:: RECORDS FOR PROCESSING ::
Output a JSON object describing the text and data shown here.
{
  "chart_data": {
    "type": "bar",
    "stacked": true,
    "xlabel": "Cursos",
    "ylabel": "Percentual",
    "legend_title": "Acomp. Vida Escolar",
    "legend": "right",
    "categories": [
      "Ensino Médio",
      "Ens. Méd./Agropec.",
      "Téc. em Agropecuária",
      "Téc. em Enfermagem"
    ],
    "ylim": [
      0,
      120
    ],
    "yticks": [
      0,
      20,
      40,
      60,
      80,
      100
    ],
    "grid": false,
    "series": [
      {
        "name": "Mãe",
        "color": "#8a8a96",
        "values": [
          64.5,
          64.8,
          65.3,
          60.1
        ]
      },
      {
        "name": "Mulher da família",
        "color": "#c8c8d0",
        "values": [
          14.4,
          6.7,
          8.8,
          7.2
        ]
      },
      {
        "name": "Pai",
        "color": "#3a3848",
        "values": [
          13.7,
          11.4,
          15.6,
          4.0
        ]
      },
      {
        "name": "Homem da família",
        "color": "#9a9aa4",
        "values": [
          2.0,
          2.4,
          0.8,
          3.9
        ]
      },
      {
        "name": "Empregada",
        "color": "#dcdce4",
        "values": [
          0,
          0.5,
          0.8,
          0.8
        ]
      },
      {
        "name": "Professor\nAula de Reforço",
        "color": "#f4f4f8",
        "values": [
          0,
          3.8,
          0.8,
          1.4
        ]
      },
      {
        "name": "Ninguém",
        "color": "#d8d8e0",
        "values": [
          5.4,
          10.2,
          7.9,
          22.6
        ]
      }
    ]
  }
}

:: OBJECTIVE ::
Copy each line containing the word "color" from the data.

:: EXERCISE ANSWER ::
        "color": "#8a8a96",
        "color": "#c8c8d0",
        "color": "#3a3848",
        "color": "#9a9aa4",
        "color": "#dcdce4",
        "color": "#f4f4f8",
        "color": "#d8d8e0",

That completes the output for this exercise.